Task directions - All material below is to be reproduced exactly.
##### Provided material #####
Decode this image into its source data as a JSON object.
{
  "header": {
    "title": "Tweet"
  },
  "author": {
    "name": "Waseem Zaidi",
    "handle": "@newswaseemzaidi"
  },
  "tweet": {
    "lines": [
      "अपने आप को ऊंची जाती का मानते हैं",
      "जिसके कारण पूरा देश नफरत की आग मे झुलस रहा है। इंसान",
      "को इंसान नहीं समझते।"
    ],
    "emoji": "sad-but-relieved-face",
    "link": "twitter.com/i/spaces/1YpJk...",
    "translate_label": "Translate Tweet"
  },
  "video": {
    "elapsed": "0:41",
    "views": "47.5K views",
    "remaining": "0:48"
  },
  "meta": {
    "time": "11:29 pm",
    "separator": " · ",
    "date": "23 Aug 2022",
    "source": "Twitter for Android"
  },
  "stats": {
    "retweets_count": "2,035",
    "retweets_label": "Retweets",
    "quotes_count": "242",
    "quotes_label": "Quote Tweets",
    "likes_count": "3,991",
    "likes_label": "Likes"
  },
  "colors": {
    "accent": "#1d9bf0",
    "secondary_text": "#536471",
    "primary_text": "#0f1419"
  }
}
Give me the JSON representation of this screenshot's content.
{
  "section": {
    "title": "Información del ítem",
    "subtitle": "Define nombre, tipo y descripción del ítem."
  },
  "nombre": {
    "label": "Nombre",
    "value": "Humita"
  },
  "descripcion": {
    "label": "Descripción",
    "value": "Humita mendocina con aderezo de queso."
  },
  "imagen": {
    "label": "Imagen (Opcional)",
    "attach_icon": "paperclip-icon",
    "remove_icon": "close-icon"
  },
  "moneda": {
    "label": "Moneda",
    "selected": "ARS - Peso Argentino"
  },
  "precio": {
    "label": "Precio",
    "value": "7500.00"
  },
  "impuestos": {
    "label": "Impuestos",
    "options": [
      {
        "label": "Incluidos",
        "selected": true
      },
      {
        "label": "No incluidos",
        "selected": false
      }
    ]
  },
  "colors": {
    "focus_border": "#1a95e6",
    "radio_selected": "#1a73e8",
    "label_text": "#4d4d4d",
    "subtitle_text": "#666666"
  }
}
#####
Answer -
Decode this image into its source data as a JSON object.
{
  "header": {
    "title": "Tweet"
  },
  "author": {
    "name": "Waseem Zaidi",
    "handle": "@newswaseemzaidi"
  },
  "tweet": {
    "lines": [
      "अपने आप को ऊंची जाती का मानते हैं",
      "जिसके कारण पूरा देश नफरत की आग मे झुलस रहा है। इंसान",
      "को इंसान नहीं समझते।"
    ],
    "emoji": "sad-but-relieved-face",
    "link": "twitter.com/i/spaces/1YpJk...",
    "translate_label": "Translate Tweet"
  },
  "video": {
    "elapsed": "0:41",
    "views": "47.5K views",
    "remaining": "0:48"
  },
  "meta": {
    "time": "11:29 pm",
    "separator": " · ",
    "date": "23 Aug 2022",
    "source": "Twitter for Android"
  },
  "stats": {
    "retweets_count": "2,035",
    "retweets_label": "Retweets",
    "quotes_count": "242",
    "quotes_label": "Quote Tweets",
    "likes_count": "3,991",
    "likes_label": "Likes"
  },
  "colors": {
    "accent": "#1d9bf0",
    "secondary_text": "#536471",
    "primary_text": "#0f1419"
  }
}
Give me the JSON representation of this screenshot's content.
{
  "section": {
    "title": "Información del ítem",
    "subtitle": "Define nombre, tipo y descripción del ítem."
  },
  "nombre": {
    "label": "Nombre",
    "value": "Humita"
  },
  "descripcion": {
    "label": "Descripción",
    "value": "Humita mendocina con aderezo de queso."
  },
  "imagen": {
    "label": "Imagen (Opcional)",
    "attach_icon": "paperclip-icon",
    "remove_icon": "close-icon"
  },
  "moneda": {
    "label": "Moneda",
    "selected": "ARS - Peso Argentino"
  },
  "precio": {
    "label": "Precio",
    "value": "7500.00"
  },
  "impuestos": {
    "label": "Impuestos",
    "options": [
      {
        "label": "Incluidos",
        "selected": true
      },
      {
        "label": "No incluidos",
        "selected": false
      }
    ]
  },
  "colors": {
    "focus_border": "#1a95e6",
    "radio_selected": "#1a73e8",
    "label_text": "#4d4d4d",
    "subtitle_text": "#666666"
  }
}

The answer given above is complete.